• _What you will do_:
**1)** Translate this sentence from the game review below into Spanish: "It's also about titanic monsters like the ones in Godzilla movies."
**2)** According to the game review below, how often do the monsters supposedly terrorize the town?

START Passage provided

Its population is close knit. Throughout the course of the story you'll encounter friendly policemen who know you by name, the staff of a local TV channel, and resident bullies. And you'll watch a minor feud form between your family and a restaurant owner. It's a game about small communities, and the experience of young people growing up within them.

It's also about titanic monsters like the ones in Godzilla movies.

Sohta and his pals are obsessed with tracking the monsters that supposedly terrorise the town every Friday, and much of the story focuses on their quest to discover the truth behind these behemoths.

With the energetic youth of the main characters, the quiet of the town, and the fantastical premise, the tone is almost idyllic. Combined with the sun-drenched pre-rendered 2D environment, the chirp of cicadas, and the steady-paced gameplay, it's a world you'll love exploring in your own good time.

Telling tales

You might describe Attack of the Friday Monsters! A Tokyo Tale as a "visual novel", but it's not in first-person like a typical entry in that genre, such as Virtue's Last Reward. Instead, you roam about the world in third-person 3D, investigating areas of interest pointed out on your map.

END Passage provided
START Dataset records

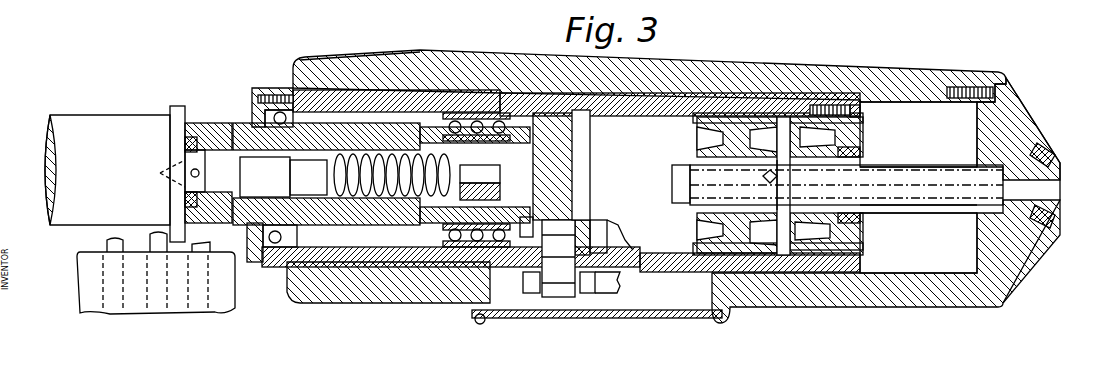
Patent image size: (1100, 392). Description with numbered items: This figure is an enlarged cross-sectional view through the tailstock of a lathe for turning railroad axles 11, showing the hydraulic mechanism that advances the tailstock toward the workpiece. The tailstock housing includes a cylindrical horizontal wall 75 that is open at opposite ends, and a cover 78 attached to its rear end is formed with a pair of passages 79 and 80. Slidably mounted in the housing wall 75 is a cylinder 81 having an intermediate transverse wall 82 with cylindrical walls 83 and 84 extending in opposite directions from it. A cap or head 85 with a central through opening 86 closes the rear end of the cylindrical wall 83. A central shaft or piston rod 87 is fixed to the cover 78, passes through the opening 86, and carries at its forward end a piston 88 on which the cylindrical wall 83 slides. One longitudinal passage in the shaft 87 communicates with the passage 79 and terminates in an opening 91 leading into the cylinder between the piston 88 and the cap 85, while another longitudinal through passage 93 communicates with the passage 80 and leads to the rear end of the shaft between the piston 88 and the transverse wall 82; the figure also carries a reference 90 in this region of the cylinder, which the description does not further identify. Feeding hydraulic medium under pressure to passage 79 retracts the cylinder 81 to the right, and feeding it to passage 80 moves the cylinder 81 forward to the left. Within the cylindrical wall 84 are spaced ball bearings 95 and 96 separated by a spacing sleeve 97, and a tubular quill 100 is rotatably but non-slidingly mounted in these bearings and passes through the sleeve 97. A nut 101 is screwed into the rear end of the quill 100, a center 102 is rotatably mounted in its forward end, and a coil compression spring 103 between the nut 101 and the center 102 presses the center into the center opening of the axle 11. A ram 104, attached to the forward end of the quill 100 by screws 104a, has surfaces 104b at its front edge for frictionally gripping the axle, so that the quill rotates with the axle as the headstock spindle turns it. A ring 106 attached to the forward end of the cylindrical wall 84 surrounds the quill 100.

The railroad axle 11 is at (77, 122).
The cylindrical horizontal wall 75 is at (823, 70).
The cover 78 is at (1023, 167).
The passage 79 is at (1050, 157).
The passage 80 is at (1043, 207).
The cylinder 81 is at (543, 110).
The transverse wall 82 is at (577, 168).
The cylindrical wall 83 is at (673, 100).
The cylindrical wall 84 is at (407, 90).
The cap or head 85 is at (857, 250).
The central through opening 86 is at (850, 188).
The shaft or piston rod 87 is at (937, 167).
The piston 88 is at (723, 137).
The cavity 90 is at (917, 170).
The opening 91 is at (785, 110).
The longitudinal through passage 93 is at (920, 205).
The ball bearing 95 is at (280, 87).
The ball bearing 96 is at (480, 113).
The spacing sleeve 97 is at (352, 123).
The quill 100 is at (245, 117).
The nut 101 is at (497, 200).
The center 102 is at (262, 183).
The coil compression spring 103 is at (369, 200).
The ram 104 is at (193, 118).
The screws 104a is at (212, 122).
The surfaces 104b is at (183, 145).
The ring 106 is at (258, 92).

END Dataset records

• _Solutions to the exercise_:
**1)** También trata de monstruos titánicos como los de las películas de Godzilla.

**2)** Every Friday.